>>>

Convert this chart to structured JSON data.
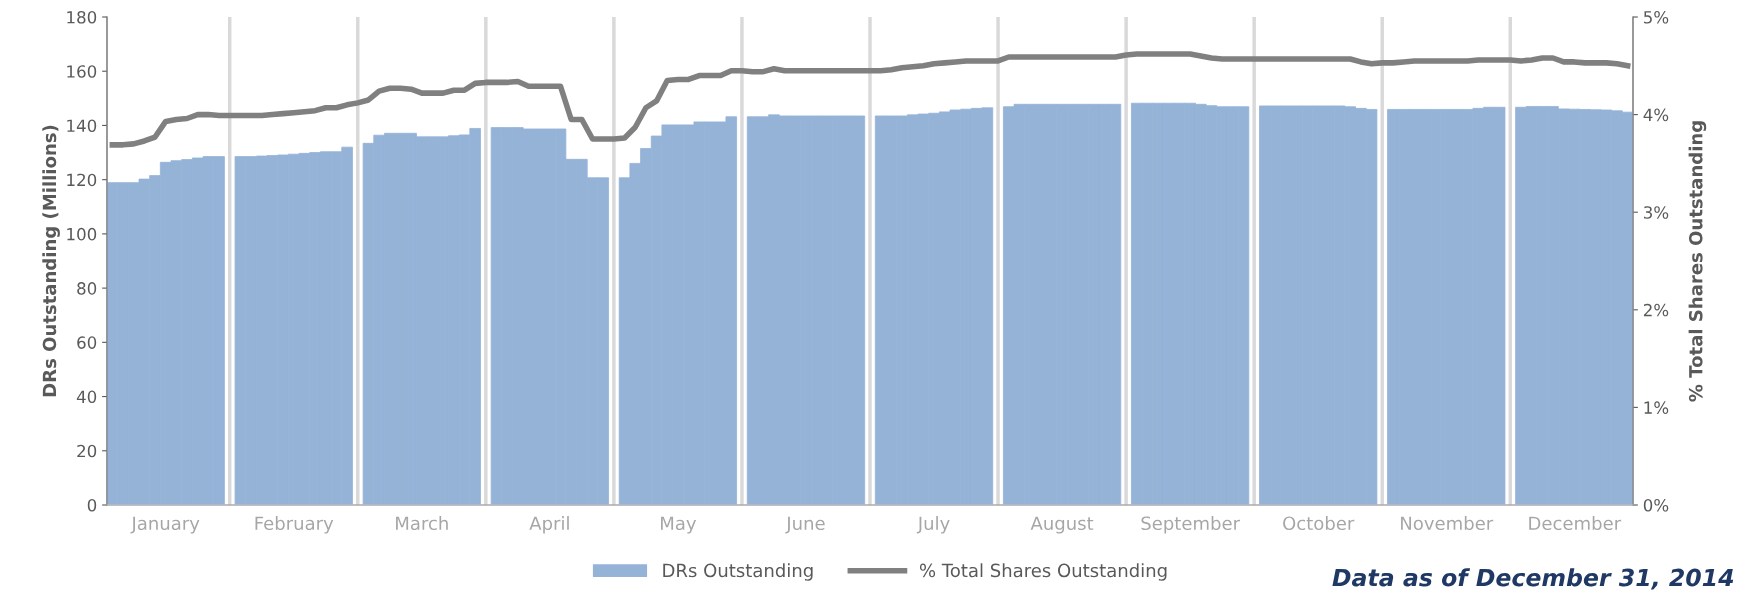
{
  "chart_data": {
    "type": "bar",
    "categories": [
      null,
      null,
      null,
      null,
      null,
      "January",
      null,
      null,
      null,
      null,
      null,
      null,
      null,
      null,
      null,
      null,
      null,
      "February",
      null,
      null,
      null,
      null,
      null,
      null,
      null,
      null,
      null,
      null,
      null,
      "March",
      null,
      null,
      null,
      null,
      null,
      null,
      null,
      null,
      null,
      null,
      null,
      "April",
      null,
      null,
      null,
      null,
      null,
      null,
      null,
      null,
      null,
      null,
      null,
      "May",
      null,
      null,
      null,
      null,
      null,
      null,
      null,
      null,
      null,
      null,
      null,
      "June",
      null,
      null,
      null,
      null,
      null,
      null,
      null,
      null,
      null,
      null,
      null,
      "July",
      null,
      null,
      null,
      null,
      null,
      null,
      null,
      null,
      null,
      null,
      null,
      "August",
      null,
      null,
      null,
      null,
      null,
      null,
      null,
      null,
      null,
      null,
      null,
      "September",
      null,
      null,
      null,
      null,
      null,
      null,
      null,
      null,
      null,
      null,
      null,
      "October",
      null,
      null,
      null,
      null,
      null,
      null,
      null,
      null,
      null,
      null,
      null,
      "November",
      null,
      null,
      null,
      null,
      null,
      null,
      null,
      null,
      null,
      null,
      null,
      "December",
      null,
      null,
      null,
      null,
      null
    ],
    "series": [
      {
        "name": "DRs Outstanding",
        "color": "#95b3d7",
        "values": [
          118.9,
          118.9,
          118.9,
          120.2,
          121.5,
          126.4,
          127.0,
          127.4,
          128.0,
          128.5,
          128.5,
          null,
          128.5,
          128.5,
          128.7,
          128.9,
          129.1,
          129.4,
          129.7,
          130.0,
          130.3,
          130.3,
          132.0,
          null,
          133.4,
          136.4,
          137.1,
          137.1,
          137.1,
          135.8,
          135.8,
          135.8,
          136.2,
          136.5,
          138.9,
          null,
          139.2,
          139.2,
          139.2,
          138.7,
          138.7,
          138.7,
          138.7,
          127.5,
          127.5,
          120.7,
          120.7,
          null,
          120.7,
          126.0,
          131.5,
          136.1,
          140.2,
          140.2,
          140.2,
          141.3,
          141.3,
          141.3,
          143.2,
          null,
          143.2,
          143.2,
          143.9,
          143.5,
          143.5,
          143.5,
          143.5,
          143.5,
          143.5,
          143.5,
          143.5,
          null,
          143.5,
          143.5,
          143.5,
          143.9,
          144.2,
          144.5,
          145.0,
          145.7,
          146.0,
          146.3,
          146.5,
          null,
          146.9,
          147.8,
          147.8,
          147.8,
          147.8,
          147.8,
          147.8,
          147.8,
          147.8,
          147.8,
          147.8,
          null,
          148.2,
          148.2,
          148.2,
          148.2,
          148.2,
          148.2,
          147.8,
          147.3,
          146.9,
          146.9,
          146.9,
          null,
          147.2,
          147.2,
          147.2,
          147.2,
          147.2,
          147.2,
          147.2,
          147.2,
          146.9,
          146.3,
          145.9,
          null,
          145.9,
          145.9,
          145.9,
          145.9,
          145.9,
          145.9,
          145.9,
          145.9,
          146.3,
          146.7,
          146.7,
          null,
          146.7,
          147.0,
          147.0,
          147.0,
          146.1,
          146.0,
          145.9,
          145.8,
          145.7,
          145.4,
          144.9
        ]
      },
      {
        "name": "% Total Shares Outstanding",
        "type": "line",
        "axis": "y2",
        "color": "#808080",
        "values": [
          3.69,
          3.69,
          3.7,
          3.73,
          3.77,
          3.93,
          3.95,
          3.96,
          4.0,
          4.0,
          3.99,
          3.99,
          3.99,
          3.99,
          3.99,
          4.0,
          4.01,
          4.02,
          4.03,
          4.04,
          4.07,
          4.07,
          4.1,
          4.12,
          4.15,
          4.24,
          4.27,
          4.27,
          4.26,
          4.22,
          4.22,
          4.22,
          4.25,
          4.25,
          4.32,
          4.33,
          4.33,
          4.33,
          4.34,
          4.29,
          4.29,
          4.29,
          4.29,
          3.95,
          3.95,
          3.75,
          3.75,
          3.75,
          3.76,
          3.87,
          4.07,
          4.14,
          4.35,
          4.36,
          4.36,
          4.4,
          4.4,
          4.4,
          4.45,
          4.45,
          4.44,
          4.44,
          4.47,
          4.45,
          4.45,
          4.45,
          4.45,
          4.45,
          4.45,
          4.45,
          4.45,
          4.45,
          4.45,
          4.46,
          4.48,
          4.49,
          4.5,
          4.52,
          4.53,
          4.54,
          4.55,
          4.55,
          4.55,
          4.55,
          4.59,
          4.59,
          4.59,
          4.59,
          4.59,
          4.59,
          4.59,
          4.59,
          4.59,
          4.59,
          4.59,
          4.61,
          4.62,
          4.62,
          4.62,
          4.62,
          4.62,
          4.62,
          4.6,
          4.58,
          4.57,
          4.57,
          4.57,
          4.57,
          4.57,
          4.57,
          4.57,
          4.57,
          4.57,
          4.57,
          4.57,
          4.57,
          4.57,
          4.54,
          4.52,
          4.53,
          4.53,
          4.54,
          4.55,
          4.55,
          4.55,
          4.55,
          4.55,
          4.55,
          4.56,
          4.56,
          4.56,
          4.56,
          4.55,
          4.56,
          4.58,
          4.58,
          4.54,
          4.54,
          4.53,
          4.53,
          4.53,
          4.52,
          4.5
        ]
      }
    ],
    "ylabel": "DRs Outstanding (Millions)",
    "y2label": "% Total Shares Outstanding",
    "ylim": [
      0,
      180
    ],
    "yticks": [
      0,
      20,
      40,
      60,
      80,
      100,
      120,
      140,
      160,
      180
    ],
    "y2lim": [
      0,
      5
    ],
    "y2ticks": [
      {
        "value": 0,
        "label": "0%"
      },
      {
        "value": 1,
        "label": "1%"
      },
      {
        "value": 2,
        "label": "2%"
      },
      {
        "value": 3,
        "label": "3%"
      },
      {
        "value": 4,
        "label": "4%"
      },
      {
        "value": 5,
        "label": "5%"
      }
    ],
    "annotations": [
      "Data as of December 31, 2014"
    ],
    "legend": "bottom",
    "grid": false,
    "line_style": "solid",
    "marker": "none"
  }
}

<<<

Repeat the full listing above exactly, with no pictures in the copy.

Convert this chart to structured JSON data.
{
  "chart_data": {
    "type": "bar",
    "categories": [
      null,
      null,
      null,
      null,
      null,
      "January",
      null,
      null,
      null,
      null,
      null,
      null,
      null,
      null,
      null,
      null,
      null,
      "February",
      null,
      null,
      null,
      null,
      null,
      null,
      null,
      null,
      null,
      null,
      null,
      "March",
      null,
      null,
      null,
      null,
      null,
      null,
      null,
      null,
      null,
      null,
      null,
      "April",
      null,
      null,
      null,
      null,
      null,
      null,
      null,
      null,
      null,
      null,
      null,
      "May",
      null,
      null,
      null,
      null,
      null,
      null,
      null,
      null,
      null,
      null,
      null,
      "June",
      null,
      null,
      null,
      null,
      null,
      null,
      null,
      null,
      null,
      null,
      null,
      "July",
      null,
      null,
      null,
      null,
      null,
      null,
      null,
      null,
      null,
      null,
      null,
      "August",
      null,
      null,
      null,
      null,
      null,
      null,
      null,
      null,
      null,
      null,
      null,
      "September",
      null,
      null,
      null,
      null,
      null,
      null,
      null,
      null,
      null,
      null,
      null,
      "October",
      null,
      null,
      null,
      null,
      null,
      null,
      null,
      null,
      null,
      null,
      null,
      "November",
      null,
      null,
      null,
      null,
      null,
      null,
      null,
      null,
      null,
      null,
      null,
      "December",
      null,
      null,
      null,
      null,
      null
    ],
    "series": [
      {
        "name": "DRs Outstanding",
        "color": "#95b3d7",
        "values": [
          118.9,
          118.9,
          118.9,
          120.2,
          121.5,
          126.4,
          127.0,
          127.4,
          128.0,
          128.5,
          128.5,
          null,
          128.5,
          128.5,
          128.7,
          128.9,
          129.1,
          129.4,
          129.7,
          130.0,
          130.3,
          130.3,
          132.0,
          null,
          133.4,
          136.4,
          137.1,
          137.1,
          137.1,
          135.8,
          135.8,
          135.8,
          136.2,
          136.5,
          138.9,
          null,
          139.2,
          139.2,
          139.2,
          138.7,
          138.7,
          138.7,
          138.7,
          127.5,
          127.5,
          120.7,
          120.7,
          null,
          120.7,
          126.0,
          131.5,
          136.1,
          140.2,
          140.2,
          140.2,
          141.3,
          141.3,
          141.3,
          143.2,
          null,
          143.2,
          143.2,
          143.9,
          143.5,
          143.5,
          143.5,
          143.5,
          143.5,
          143.5,
          143.5,
          143.5,
          null,
          143.5,
          143.5,
          143.5,
          143.9,
          144.2,
          144.5,
          145.0,
          145.7,
          146.0,
          146.3,
          146.5,
          null,
          146.9,
          147.8,
          147.8,
          147.8,
          147.8,
          147.8,
          147.8,
          147.8,
          147.8,
          147.8,
          147.8,
          null,
          148.2,
          148.2,
          148.2,
          148.2,
          148.2,
          148.2,
          147.8,
          147.3,
          146.9,
          146.9,
          146.9,
          null,
          147.2,
          147.2,
          147.2,
          147.2,
          147.2,
          147.2,
          147.2,
          147.2,
          146.9,
          146.3,
          145.9,
          null,
          145.9,
          145.9,
          145.9,
          145.9,
          145.9,
          145.9,
          145.9,
          145.9,
          146.3,
          146.7,
          146.7,
          null,
          146.7,
          147.0,
          147.0,
          147.0,
          146.1,
          146.0,
          145.9,
          145.8,
          145.7,
          145.4,
          144.9
        ]
      },
      {
        "name": "% Total Shares Outstanding",
        "type": "line",
        "axis": "y2",
        "color": "#808080",
        "values": [
          3.69,
          3.69,
          3.7,
          3.73,
          3.77,
          3.93,
          3.95,
          3.96,
          4.0,
          4.0,
          3.99,
          3.99,
          3.99,
          3.99,
          3.99,
          4.0,
          4.01,
          4.02,
          4.03,
          4.04,
          4.07,
          4.07,
          4.1,
          4.12,
          4.15,
          4.24,
          4.27,
          4.27,
          4.26,
          4.22,
          4.22,
          4.22,
          4.25,
          4.25,
          4.32,
          4.33,
          4.33,
          4.33,
          4.34,
          4.29,
          4.29,
          4.29,
          4.29,
          3.95,
          3.95,
          3.75,
          3.75,
          3.75,
          3.76,
          3.87,
          4.07,
          4.14,
          4.35,
          4.36,
          4.36,
          4.4,
          4.4,
          4.4,
          4.45,
          4.45,
          4.44,
          4.44,
          4.47,
          4.45,
          4.45,
          4.45,
          4.45,
          4.45,
          4.45,
          4.45,
          4.45,
          4.45,
          4.45,
          4.46,
          4.48,
          4.49,
          4.5,
          4.52,
          4.53,
          4.54,
          4.55,
          4.55,
          4.55,
          4.55,
          4.59,
          4.59,
          4.59,
          4.59,
          4.59,
          4.59,
          4.59,
          4.59,
          4.59,
          4.59,
          4.59,
          4.61,
          4.62,
          4.62,
          4.62,
          4.62,
          4.62,
          4.62,
          4.6,
          4.58,
          4.57,
          4.57,
          4.57,
          4.57,
          4.57,
          4.57,
          4.57,
          4.57,
          4.57,
          4.57,
          4.57,
          4.57,
          4.57,
          4.54,
          4.52,
          4.53,
          4.53,
          4.54,
          4.55,
          4.55,
          4.55,
          4.55,
          4.55,
          4.55,
          4.56,
          4.56,
          4.56,
          4.56,
          4.55,
          4.56,
          4.58,
          4.58,
          4.54,
          4.54,
          4.53,
          4.53,
          4.53,
          4.52,
          4.5
        ]
      }
    ],
    "ylabel": "DRs Outstanding (Millions)",
    "y2label": "% Total Shares Outstanding",
    "ylim": [
      0,
      180
    ],
    "yticks": [
      0,
      20,
      40,
      60,
      80,
      100,
      120,
      140,
      160,
      180
    ],
    "y2lim": [
      0,
      5
    ],
    "y2ticks": [
      {
        "value": 0,
        "label": "0%"
      },
      {
        "value": 1,
        "label": "1%"
      },
      {
        "value": 2,
        "label": "2%"
      },
      {
        "value": 3,
        "label": "3%"
      },
      {
        "value": 4,
        "label": "4%"
      },
      {
        "value": 5,
        "label": "5%"
      }
    ],
    "annotations": [
      "Data as of December 31, 2014"
    ],
    "legend": "bottom",
    "grid": false,
    "line_style": "solid",
    "marker": "none"
  }
}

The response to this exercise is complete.